** Aim of the exercise **
Locate the lines of the listing below that hold "وزارة", then copy each of them.

** Data to process **
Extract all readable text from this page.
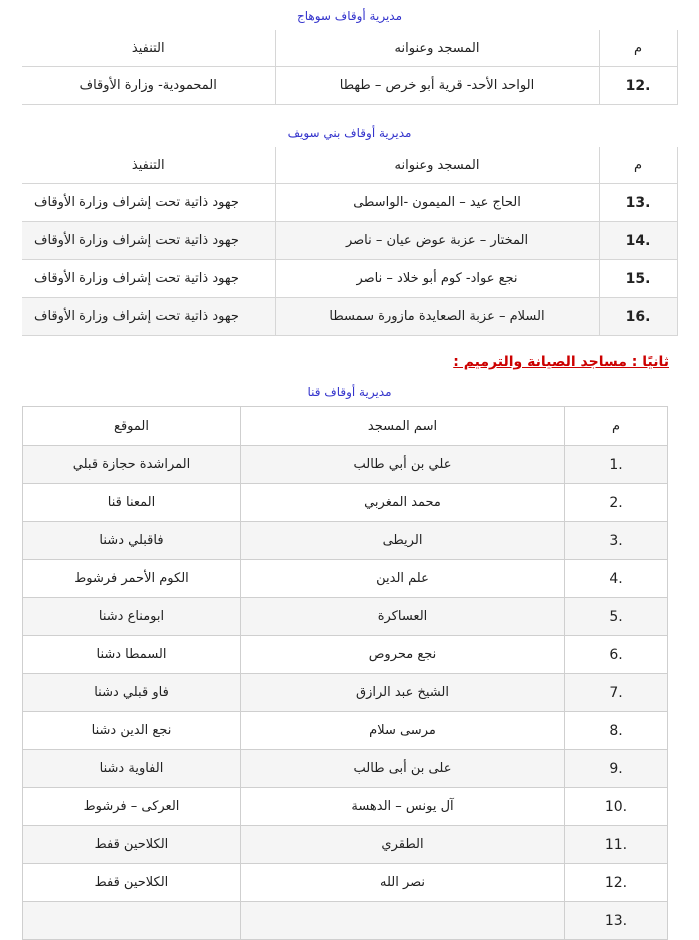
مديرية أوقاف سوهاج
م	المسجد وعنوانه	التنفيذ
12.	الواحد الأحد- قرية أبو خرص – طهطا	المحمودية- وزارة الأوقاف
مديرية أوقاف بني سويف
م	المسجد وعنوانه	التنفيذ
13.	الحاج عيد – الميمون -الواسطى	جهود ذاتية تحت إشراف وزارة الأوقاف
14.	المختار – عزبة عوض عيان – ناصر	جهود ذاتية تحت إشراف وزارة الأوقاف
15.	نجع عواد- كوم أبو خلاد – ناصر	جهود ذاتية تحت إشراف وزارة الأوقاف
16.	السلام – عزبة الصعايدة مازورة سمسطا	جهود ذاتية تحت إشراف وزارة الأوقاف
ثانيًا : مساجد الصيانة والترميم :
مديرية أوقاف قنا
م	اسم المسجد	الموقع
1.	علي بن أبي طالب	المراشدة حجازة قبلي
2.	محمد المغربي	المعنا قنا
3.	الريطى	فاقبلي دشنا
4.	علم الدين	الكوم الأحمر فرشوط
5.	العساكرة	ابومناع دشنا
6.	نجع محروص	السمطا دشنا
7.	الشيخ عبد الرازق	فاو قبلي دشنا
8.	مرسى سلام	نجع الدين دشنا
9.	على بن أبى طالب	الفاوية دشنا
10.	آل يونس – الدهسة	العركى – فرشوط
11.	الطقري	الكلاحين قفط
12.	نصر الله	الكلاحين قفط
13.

--

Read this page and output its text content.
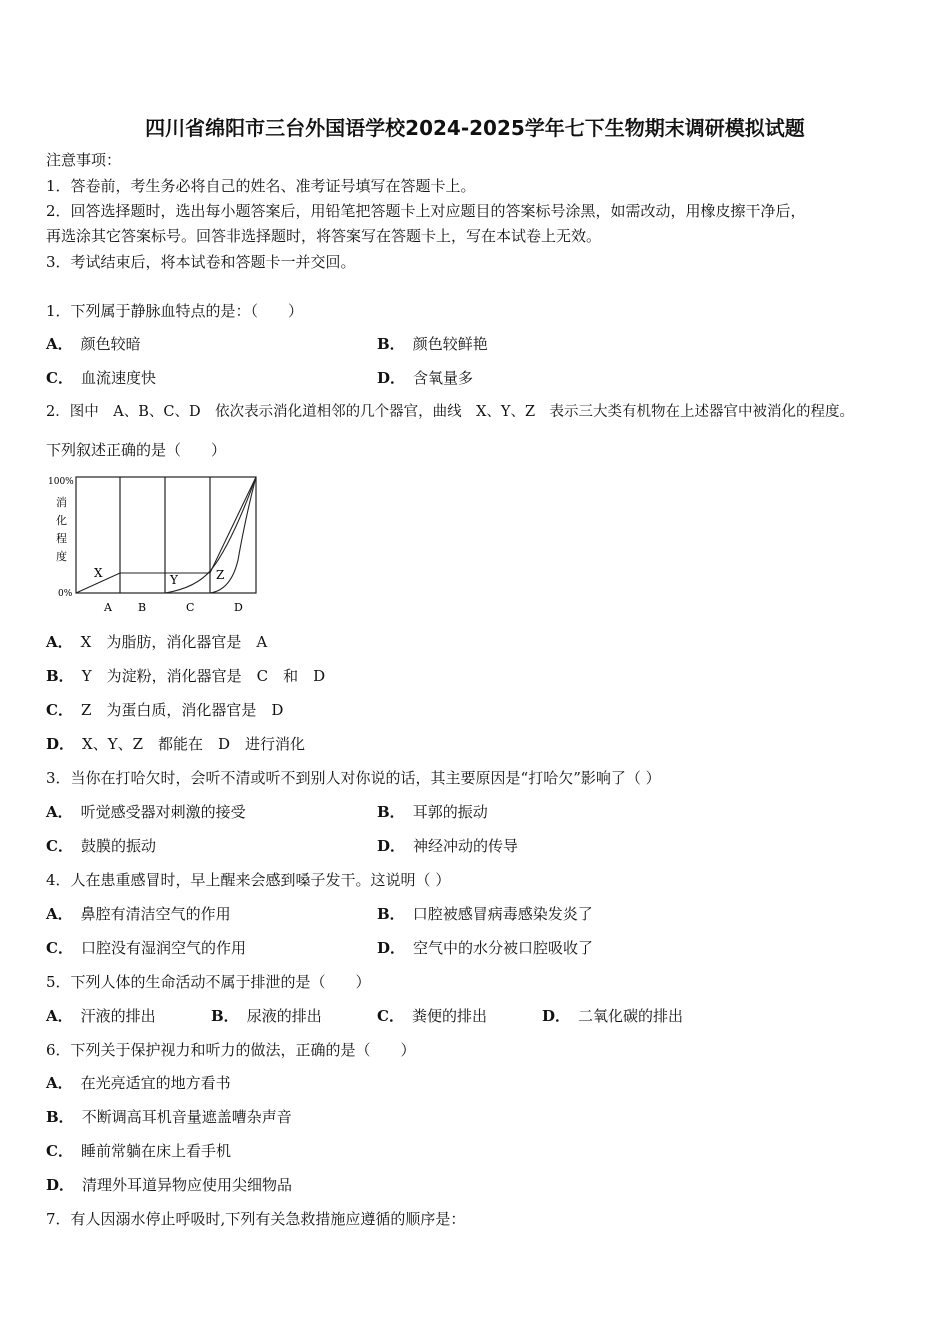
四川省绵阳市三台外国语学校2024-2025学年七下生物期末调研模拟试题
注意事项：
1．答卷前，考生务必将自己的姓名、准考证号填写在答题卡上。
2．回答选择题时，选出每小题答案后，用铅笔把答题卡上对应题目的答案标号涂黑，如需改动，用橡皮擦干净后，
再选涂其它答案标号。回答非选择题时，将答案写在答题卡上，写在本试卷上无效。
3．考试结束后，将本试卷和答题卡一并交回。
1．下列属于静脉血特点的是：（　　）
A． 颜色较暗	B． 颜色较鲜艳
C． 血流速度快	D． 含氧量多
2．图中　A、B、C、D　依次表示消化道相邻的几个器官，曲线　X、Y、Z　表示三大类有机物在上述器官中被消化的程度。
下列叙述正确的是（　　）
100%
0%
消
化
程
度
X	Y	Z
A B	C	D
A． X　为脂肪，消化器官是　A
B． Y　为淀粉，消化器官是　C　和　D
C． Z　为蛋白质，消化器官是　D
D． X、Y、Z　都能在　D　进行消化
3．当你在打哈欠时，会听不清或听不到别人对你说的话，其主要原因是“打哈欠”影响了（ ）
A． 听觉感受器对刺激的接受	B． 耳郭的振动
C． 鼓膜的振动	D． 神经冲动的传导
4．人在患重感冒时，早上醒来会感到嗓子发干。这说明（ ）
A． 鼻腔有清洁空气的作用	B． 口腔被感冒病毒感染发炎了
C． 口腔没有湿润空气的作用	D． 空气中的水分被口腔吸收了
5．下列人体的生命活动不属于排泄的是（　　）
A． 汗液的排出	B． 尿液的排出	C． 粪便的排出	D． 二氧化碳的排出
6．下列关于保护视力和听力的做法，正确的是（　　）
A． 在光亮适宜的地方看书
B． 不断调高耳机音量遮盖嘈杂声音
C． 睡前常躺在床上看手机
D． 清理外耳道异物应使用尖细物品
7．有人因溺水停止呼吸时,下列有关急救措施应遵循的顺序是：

** Result **
12.	الواحد الأحد- قرية أبو خرص – طهطا	المحمودية- وزارة الأوقاف
13.	الحاج عيد – الميمون -الواسطى	جهود ذاتية تحت إشراف وزارة الأوقاف
14.	المختار – عزبة عوض عيان – ناصر	جهود ذاتية تحت إشراف وزارة الأوقاف
15.	نجع عواد- كوم أبو خلاد – ناصر	جهود ذاتية تحت إشراف وزارة الأوقاف
16.	السلام – عزبة الصعايدة مازورة سمسطا	جهود ذاتية تحت إشراف وزارة الأوقاف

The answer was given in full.